--- Begin ---

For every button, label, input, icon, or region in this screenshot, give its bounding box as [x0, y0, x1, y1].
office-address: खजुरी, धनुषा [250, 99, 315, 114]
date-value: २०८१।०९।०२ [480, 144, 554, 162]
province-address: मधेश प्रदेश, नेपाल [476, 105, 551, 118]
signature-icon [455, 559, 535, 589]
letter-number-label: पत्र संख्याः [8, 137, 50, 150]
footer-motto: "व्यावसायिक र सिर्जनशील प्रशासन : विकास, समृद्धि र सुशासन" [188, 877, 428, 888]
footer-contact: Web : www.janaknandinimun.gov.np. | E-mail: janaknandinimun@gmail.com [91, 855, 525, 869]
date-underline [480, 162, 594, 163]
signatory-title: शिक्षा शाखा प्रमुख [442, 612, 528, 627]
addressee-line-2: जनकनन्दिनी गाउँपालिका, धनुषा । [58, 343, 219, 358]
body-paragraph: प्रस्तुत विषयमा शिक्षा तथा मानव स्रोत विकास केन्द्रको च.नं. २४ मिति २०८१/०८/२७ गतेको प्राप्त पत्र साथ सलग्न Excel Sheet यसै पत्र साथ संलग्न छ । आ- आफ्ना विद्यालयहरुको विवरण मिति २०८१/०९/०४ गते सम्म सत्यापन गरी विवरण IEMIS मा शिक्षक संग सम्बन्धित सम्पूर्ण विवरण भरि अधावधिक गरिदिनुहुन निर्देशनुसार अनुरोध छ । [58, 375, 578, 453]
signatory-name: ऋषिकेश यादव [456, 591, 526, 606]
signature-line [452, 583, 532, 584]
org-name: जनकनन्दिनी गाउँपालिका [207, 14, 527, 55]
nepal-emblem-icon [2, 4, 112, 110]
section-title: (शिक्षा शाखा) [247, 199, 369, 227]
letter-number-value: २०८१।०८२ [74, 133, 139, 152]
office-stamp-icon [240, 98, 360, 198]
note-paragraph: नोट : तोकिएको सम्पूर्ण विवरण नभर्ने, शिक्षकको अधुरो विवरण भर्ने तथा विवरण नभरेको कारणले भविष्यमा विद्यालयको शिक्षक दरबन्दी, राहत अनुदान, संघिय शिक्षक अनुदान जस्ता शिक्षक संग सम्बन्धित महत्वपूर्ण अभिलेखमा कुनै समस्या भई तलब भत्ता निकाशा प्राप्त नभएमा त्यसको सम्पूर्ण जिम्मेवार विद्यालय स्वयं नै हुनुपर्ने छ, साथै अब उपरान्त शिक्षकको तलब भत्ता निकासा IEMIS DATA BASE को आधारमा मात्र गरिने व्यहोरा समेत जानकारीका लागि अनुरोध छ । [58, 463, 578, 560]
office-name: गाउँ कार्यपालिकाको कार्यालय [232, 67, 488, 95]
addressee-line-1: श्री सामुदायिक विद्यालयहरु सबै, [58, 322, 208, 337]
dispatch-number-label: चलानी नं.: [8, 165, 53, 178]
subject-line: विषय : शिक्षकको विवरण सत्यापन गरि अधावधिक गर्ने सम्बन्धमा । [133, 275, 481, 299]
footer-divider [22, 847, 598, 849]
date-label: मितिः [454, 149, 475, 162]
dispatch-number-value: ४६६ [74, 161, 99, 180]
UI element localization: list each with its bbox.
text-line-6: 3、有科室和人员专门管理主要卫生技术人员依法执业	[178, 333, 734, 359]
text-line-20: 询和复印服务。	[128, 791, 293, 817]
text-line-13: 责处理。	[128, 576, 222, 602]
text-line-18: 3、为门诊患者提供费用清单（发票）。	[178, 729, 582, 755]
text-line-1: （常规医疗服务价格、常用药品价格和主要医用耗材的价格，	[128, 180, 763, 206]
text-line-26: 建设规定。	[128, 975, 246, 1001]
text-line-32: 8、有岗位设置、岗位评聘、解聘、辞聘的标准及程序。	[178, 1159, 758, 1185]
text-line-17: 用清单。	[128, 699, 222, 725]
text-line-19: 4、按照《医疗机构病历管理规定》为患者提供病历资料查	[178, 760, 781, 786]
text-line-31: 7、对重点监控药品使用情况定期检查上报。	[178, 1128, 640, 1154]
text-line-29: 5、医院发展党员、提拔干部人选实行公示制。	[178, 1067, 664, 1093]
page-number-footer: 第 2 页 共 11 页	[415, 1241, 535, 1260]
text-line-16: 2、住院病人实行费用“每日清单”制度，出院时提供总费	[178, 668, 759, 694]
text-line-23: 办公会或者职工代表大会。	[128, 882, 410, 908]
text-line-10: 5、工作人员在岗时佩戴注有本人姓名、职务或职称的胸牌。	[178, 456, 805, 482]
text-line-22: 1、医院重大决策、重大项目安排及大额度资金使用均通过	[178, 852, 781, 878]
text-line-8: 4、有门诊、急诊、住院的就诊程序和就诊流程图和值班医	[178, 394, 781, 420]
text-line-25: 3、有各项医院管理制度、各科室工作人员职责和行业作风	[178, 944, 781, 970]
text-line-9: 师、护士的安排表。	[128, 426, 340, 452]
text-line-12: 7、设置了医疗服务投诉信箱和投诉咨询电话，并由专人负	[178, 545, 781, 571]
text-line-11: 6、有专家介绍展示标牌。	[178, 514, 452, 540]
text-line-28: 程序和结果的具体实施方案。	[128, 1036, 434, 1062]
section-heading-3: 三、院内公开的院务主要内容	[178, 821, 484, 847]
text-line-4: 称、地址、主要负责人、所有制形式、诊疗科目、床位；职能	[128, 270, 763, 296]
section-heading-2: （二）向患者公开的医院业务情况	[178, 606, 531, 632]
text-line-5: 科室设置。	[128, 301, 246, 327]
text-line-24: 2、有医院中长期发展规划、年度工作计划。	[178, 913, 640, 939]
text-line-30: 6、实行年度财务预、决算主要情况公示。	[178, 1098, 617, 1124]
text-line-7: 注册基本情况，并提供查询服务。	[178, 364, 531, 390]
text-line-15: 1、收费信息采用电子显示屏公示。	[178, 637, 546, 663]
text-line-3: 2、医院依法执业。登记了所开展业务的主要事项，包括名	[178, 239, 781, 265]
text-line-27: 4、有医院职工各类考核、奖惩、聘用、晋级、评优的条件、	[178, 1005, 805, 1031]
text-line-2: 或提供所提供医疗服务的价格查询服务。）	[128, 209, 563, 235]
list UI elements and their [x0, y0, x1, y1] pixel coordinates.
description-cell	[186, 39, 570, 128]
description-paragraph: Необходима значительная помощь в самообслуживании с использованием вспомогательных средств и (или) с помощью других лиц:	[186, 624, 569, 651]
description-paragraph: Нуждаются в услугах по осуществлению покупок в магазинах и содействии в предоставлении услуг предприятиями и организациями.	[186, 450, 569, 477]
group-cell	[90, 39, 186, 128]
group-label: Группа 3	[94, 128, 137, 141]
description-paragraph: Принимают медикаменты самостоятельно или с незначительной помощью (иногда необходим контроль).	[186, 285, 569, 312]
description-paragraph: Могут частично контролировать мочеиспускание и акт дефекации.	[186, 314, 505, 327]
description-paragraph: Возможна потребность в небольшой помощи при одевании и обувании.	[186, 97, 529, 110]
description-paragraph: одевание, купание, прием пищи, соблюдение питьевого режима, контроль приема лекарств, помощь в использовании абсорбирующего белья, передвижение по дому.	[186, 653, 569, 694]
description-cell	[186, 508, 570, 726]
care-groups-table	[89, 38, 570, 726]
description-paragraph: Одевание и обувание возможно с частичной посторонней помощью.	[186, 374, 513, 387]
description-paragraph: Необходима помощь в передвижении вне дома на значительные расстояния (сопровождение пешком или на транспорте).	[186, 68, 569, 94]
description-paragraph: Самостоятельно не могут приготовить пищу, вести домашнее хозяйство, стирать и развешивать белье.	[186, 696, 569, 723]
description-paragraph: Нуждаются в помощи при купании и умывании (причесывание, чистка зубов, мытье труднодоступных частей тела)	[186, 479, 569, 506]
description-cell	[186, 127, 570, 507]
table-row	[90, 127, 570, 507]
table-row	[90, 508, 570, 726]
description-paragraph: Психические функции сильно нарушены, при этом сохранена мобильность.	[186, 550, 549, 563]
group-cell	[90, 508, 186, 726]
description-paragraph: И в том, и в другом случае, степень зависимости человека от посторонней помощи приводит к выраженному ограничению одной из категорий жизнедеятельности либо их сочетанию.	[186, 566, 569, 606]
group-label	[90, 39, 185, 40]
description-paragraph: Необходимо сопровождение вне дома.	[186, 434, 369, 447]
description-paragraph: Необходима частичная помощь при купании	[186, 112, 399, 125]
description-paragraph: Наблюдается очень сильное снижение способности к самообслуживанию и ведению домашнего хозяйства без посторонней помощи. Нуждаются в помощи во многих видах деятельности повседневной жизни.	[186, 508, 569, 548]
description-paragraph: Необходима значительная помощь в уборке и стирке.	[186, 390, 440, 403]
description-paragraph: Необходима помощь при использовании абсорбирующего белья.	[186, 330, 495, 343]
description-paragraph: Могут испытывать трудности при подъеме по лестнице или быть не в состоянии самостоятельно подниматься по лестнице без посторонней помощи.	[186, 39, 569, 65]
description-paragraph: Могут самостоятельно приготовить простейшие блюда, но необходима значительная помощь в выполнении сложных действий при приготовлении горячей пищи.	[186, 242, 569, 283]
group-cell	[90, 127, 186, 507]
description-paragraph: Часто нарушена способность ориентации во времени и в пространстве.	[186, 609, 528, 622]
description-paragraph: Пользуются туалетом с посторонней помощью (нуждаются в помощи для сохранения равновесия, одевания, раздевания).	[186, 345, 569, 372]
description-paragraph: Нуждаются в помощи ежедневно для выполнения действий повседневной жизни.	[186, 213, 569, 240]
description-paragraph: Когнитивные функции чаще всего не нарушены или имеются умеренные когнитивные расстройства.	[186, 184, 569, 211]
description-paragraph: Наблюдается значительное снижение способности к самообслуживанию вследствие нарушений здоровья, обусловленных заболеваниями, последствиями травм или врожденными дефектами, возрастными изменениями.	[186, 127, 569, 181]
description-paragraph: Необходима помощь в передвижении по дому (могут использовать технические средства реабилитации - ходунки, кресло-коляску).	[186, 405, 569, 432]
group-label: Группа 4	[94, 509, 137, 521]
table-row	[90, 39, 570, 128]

--- End ---

REQUEST:
Reproduce verbatim everything from the beginning of the data above down to and including the line containing "dispatch-number-label: चलानी नं.: [8, 165, 53, 178]".

SOLUTION FOR THIS PROBLEM:
For every button, label, input, icon, or region in this screenshot, give its bounding box as [x0, y0, x1, y1].
office-address: खजुरी, धनुषा [250, 99, 315, 114]
date-value: २०८१।०९।०२ [480, 144, 554, 162]
province-address: मधेश प्रदेश, नेपाल [476, 105, 551, 118]
signature-icon [455, 559, 535, 589]
letter-number-label: पत्र संख्याः [8, 137, 50, 150]
footer-motto: "व्यावसायिक र सिर्जनशील प्रशासन : विकास, समृद्धि र सुशासन" [188, 877, 428, 888]
footer-contact: Web : www.janaknandinimun.gov.np. | E-mail: janaknandinimun@gmail.com [91, 855, 525, 869]
date-underline [480, 162, 594, 163]
signatory-title: शिक्षा शाखा प्रमुख [442, 612, 528, 627]
addressee-line-2: जनकनन्दिनी गाउँपालिका, धनुषा । [58, 343, 219, 358]
body-paragraph: प्रस्तुत विषयमा शिक्षा तथा मानव स्रोत विकास केन्द्रको च.नं. २४ मिति २०८१/०८/२७ गतेको प्राप्त पत्र साथ सलग्न Excel Sheet यसै पत्र साथ संलग्न छ । आ- आफ्ना विद्यालयहरुको विवरण मिति २०८१/०९/०४ गते सम्म सत्यापन गरी विवरण IEMIS मा शिक्षक संग सम्बन्धित सम्पूर्ण विवरण भरि अधावधिक गरिदिनुहुन निर्देशनुसार अनुरोध छ । [58, 375, 578, 453]
signatory-name: ऋषिकेश यादव [456, 591, 526, 606]
signature-line [452, 583, 532, 584]
org-name: जनकनन्दिनी गाउँपालिका [207, 14, 527, 55]
nepal-emblem-icon [2, 4, 112, 110]
section-title: (शिक्षा शाखा) [247, 199, 369, 227]
letter-number-value: २०८१।०८२ [74, 133, 139, 152]
office-stamp-icon [240, 98, 360, 198]
note-paragraph: नोट : तोकिएको सम्पूर्ण विवरण नभर्ने, शिक्षकको अधुरो विवरण भर्ने तथा विवरण नभरेको कारणले भविष्यमा विद्यालयको शिक्षक दरबन्दी, राहत अनुदान, संघिय शिक्षक अनुदान जस्ता शिक्षक संग सम्बन्धित महत्वपूर्ण अभिलेखमा कुनै समस्या भई तलब भत्ता निकाशा प्राप्त नभएमा त्यसको सम्पूर्ण जिम्मेवार विद्यालय स्वयं नै हुनुपर्ने छ, साथै अब उपरान्त शिक्षकको तलब भत्ता निकासा IEMIS DATA BASE को आधारमा मात्र गरिने व्यहोरा समेत जानकारीका लागि अनुरोध छ । [58, 463, 578, 560]
office-name: गाउँ कार्यपालिकाको कार्यालय [232, 67, 488, 95]
addressee-line-1: श्री सामुदायिक विद्यालयहरु सबै, [58, 322, 208, 337]
dispatch-number-label: चलानी नं.: [8, 165, 53, 178]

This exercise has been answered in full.